start Provided records

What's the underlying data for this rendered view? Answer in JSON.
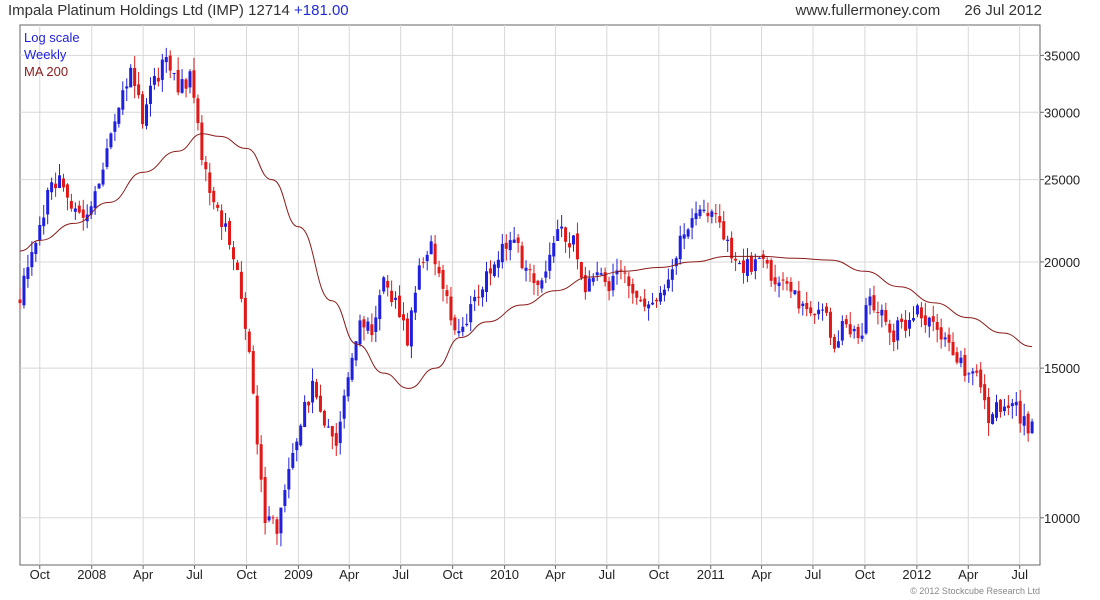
{
  "header": {
    "instrument": "Impala Platinum Holdings Ltd (IMP)",
    "price": "12714",
    "change": "+181.00",
    "source": "www.fullermoney.com",
    "date": "26 Jul 2012"
  },
  "legend": {
    "scale": "Log scale",
    "frequency": "Weekly",
    "ma_label": "MA 200"
  },
  "copyright": "© 2012 Stockcube Research Ltd",
  "colors": {
    "up": "#1f1fe0",
    "down": "#e01818",
    "ma": "#8b1a1a",
    "grid": "#d8d8d8",
    "axis": "#666666",
    "header_change": "#1f2ad8"
  },
  "chart_data": {
    "type": "candlestick",
    "scale": "log",
    "frequency": "weekly",
    "y_ticks": [
      10000,
      15000,
      20000,
      25000,
      30000,
      35000
    ],
    "y_tick_labels": [
      "10000",
      "15000",
      "20000",
      "25000",
      "30000",
      "35000"
    ],
    "ylim": [
      8800,
      38000
    ],
    "x_range": [
      "2007-08-27",
      "2012-08-06"
    ],
    "x_ticks": [
      {
        "label": "Oct",
        "date": "2007-10-01"
      },
      {
        "label": "2008",
        "date": "2008-01-01"
      },
      {
        "label": "Apr",
        "date": "2008-04-01"
      },
      {
        "label": "Jul",
        "date": "2008-07-01"
      },
      {
        "label": "Oct",
        "date": "2008-10-01"
      },
      {
        "label": "2009",
        "date": "2009-01-01"
      },
      {
        "label": "Apr",
        "date": "2009-04-01"
      },
      {
        "label": "Jul",
        "date": "2009-07-01"
      },
      {
        "label": "Oct",
        "date": "2009-10-01"
      },
      {
        "label": "2010",
        "date": "2010-01-01"
      },
      {
        "label": "Apr",
        "date": "2010-04-01"
      },
      {
        "label": "Jul",
        "date": "2010-07-01"
      },
      {
        "label": "Oct",
        "date": "2010-10-01"
      },
      {
        "label": "2011",
        "date": "2011-01-01"
      },
      {
        "label": "Apr",
        "date": "2011-04-01"
      },
      {
        "label": "Jul",
        "date": "2011-07-01"
      },
      {
        "label": "Oct",
        "date": "2011-10-01"
      },
      {
        "label": "2012",
        "date": "2012-01-01"
      },
      {
        "label": "Apr",
        "date": "2012-04-01"
      },
      {
        "label": "Jul",
        "date": "2012-07-01"
      }
    ],
    "close_anchors": [
      [
        "2007-08-27",
        18000
      ],
      [
        "2007-09-17",
        20500
      ],
      [
        "2007-10-15",
        24000
      ],
      [
        "2007-11-05",
        25500
      ],
      [
        "2007-11-26",
        23000
      ],
      [
        "2007-12-17",
        22500
      ],
      [
        "2008-01-07",
        24500
      ],
      [
        "2008-01-28",
        27000
      ],
      [
        "2008-02-18",
        31000
      ],
      [
        "2008-03-10",
        33500
      ],
      [
        "2008-03-31",
        29500
      ],
      [
        "2008-04-21",
        32500
      ],
      [
        "2008-05-12",
        34500
      ],
      [
        "2008-06-02",
        32000
      ],
      [
        "2008-06-23",
        33000
      ],
      [
        "2008-07-14",
        27000
      ],
      [
        "2008-08-04",
        23500
      ],
      [
        "2008-08-25",
        22000
      ],
      [
        "2008-09-15",
        19500
      ],
      [
        "2008-10-06",
        16000
      ],
      [
        "2008-10-20",
        12500
      ],
      [
        "2008-11-03",
        10000
      ],
      [
        "2008-11-24",
        9800
      ],
      [
        "2008-12-15",
        11500
      ],
      [
        "2009-01-05",
        13000
      ],
      [
        "2009-01-26",
        14200
      ],
      [
        "2009-02-16",
        13000
      ],
      [
        "2009-03-09",
        12000
      ],
      [
        "2009-03-30",
        15000
      ],
      [
        "2009-04-20",
        17000
      ],
      [
        "2009-05-11",
        16500
      ],
      [
        "2009-06-01",
        19000
      ],
      [
        "2009-06-22",
        18000
      ],
      [
        "2009-07-13",
        16200
      ],
      [
        "2009-08-03",
        19500
      ],
      [
        "2009-08-24",
        20800
      ],
      [
        "2009-09-14",
        19000
      ],
      [
        "2009-10-05",
        16500
      ],
      [
        "2009-10-26",
        17000
      ],
      [
        "2009-11-16",
        18500
      ],
      [
        "2009-12-07",
        19500
      ],
      [
        "2009-12-28",
        21000
      ],
      [
        "2010-01-18",
        21500
      ],
      [
        "2010-02-08",
        19500
      ],
      [
        "2010-03-01",
        19000
      ],
      [
        "2010-03-22",
        20500
      ],
      [
        "2010-04-12",
        22000
      ],
      [
        "2010-05-03",
        21000
      ],
      [
        "2010-05-24",
        18500
      ],
      [
        "2010-06-14",
        19500
      ],
      [
        "2010-07-05",
        18500
      ],
      [
        "2010-07-26",
        19800
      ],
      [
        "2010-08-16",
        18500
      ],
      [
        "2010-09-06",
        17500
      ],
      [
        "2010-09-27",
        18000
      ],
      [
        "2010-10-18",
        19500
      ],
      [
        "2010-11-08",
        21000
      ],
      [
        "2010-11-29",
        22500
      ],
      [
        "2010-12-20",
        23500
      ],
      [
        "2011-01-10",
        22500
      ],
      [
        "2011-01-31",
        21000
      ],
      [
        "2011-02-21",
        20000
      ],
      [
        "2011-03-14",
        19500
      ],
      [
        "2011-04-04",
        20500
      ],
      [
        "2011-04-25",
        19000
      ],
      [
        "2011-05-16",
        18500
      ],
      [
        "2011-06-06",
        18000
      ],
      [
        "2011-06-27",
        17200
      ],
      [
        "2011-07-18",
        17800
      ],
      [
        "2011-08-08",
        16000
      ],
      [
        "2011-08-29",
        17000
      ],
      [
        "2011-09-19",
        16200
      ],
      [
        "2011-10-10",
        18000
      ],
      [
        "2011-10-31",
        17500
      ],
      [
        "2011-11-21",
        16500
      ],
      [
        "2011-12-12",
        17000
      ],
      [
        "2012-01-02",
        17500
      ],
      [
        "2012-01-23",
        16800
      ],
      [
        "2012-02-13",
        16200
      ],
      [
        "2012-03-05",
        15500
      ],
      [
        "2012-03-26",
        15000
      ],
      [
        "2012-04-16",
        14600
      ],
      [
        "2012-05-07",
        13200
      ],
      [
        "2012-05-28",
        13600
      ],
      [
        "2012-06-18",
        13900
      ],
      [
        "2012-07-09",
        12900
      ],
      [
        "2012-07-23",
        12714
      ]
    ],
    "ma_series": {
      "name": "MA 200",
      "points": [
        [
          "2007-08-27",
          20600
        ],
        [
          "2007-10-01",
          21200
        ],
        [
          "2007-12-01",
          22200
        ],
        [
          "2008-02-01",
          23500
        ],
        [
          "2008-04-01",
          25500
        ],
        [
          "2008-06-01",
          27000
        ],
        [
          "2008-07-15",
          28300
        ],
        [
          "2008-08-15",
          28100
        ],
        [
          "2008-10-01",
          27200
        ],
        [
          "2008-11-15",
          25000
        ],
        [
          "2009-01-01",
          22000
        ],
        [
          "2009-03-01",
          18000
        ],
        [
          "2009-04-15",
          16000
        ],
        [
          "2009-06-01",
          14800
        ],
        [
          "2009-07-15",
          14200
        ],
        [
          "2009-09-01",
          15000
        ],
        [
          "2009-10-15",
          16300
        ],
        [
          "2009-12-01",
          17000
        ],
        [
          "2010-02-01",
          17800
        ],
        [
          "2010-04-01",
          18500
        ],
        [
          "2010-06-01",
          19200
        ],
        [
          "2010-08-01",
          19500
        ],
        [
          "2010-10-01",
          19700
        ],
        [
          "2010-12-01",
          20000
        ],
        [
          "2011-02-01",
          20300
        ],
        [
          "2011-04-01",
          20300
        ],
        [
          "2011-06-01",
          20200
        ],
        [
          "2011-08-01",
          20100
        ],
        [
          "2011-10-01",
          19500
        ],
        [
          "2011-12-01",
          18700
        ],
        [
          "2012-02-01",
          17900
        ],
        [
          "2012-04-01",
          17200
        ],
        [
          "2012-06-01",
          16500
        ],
        [
          "2012-07-23",
          15900
        ]
      ]
    }
  }
}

end Provided records

Task directions: From the entries above, copy each line holding "frequency".

Finished answer:
    "frequency": "Weekly",
    "frequency": "weekly",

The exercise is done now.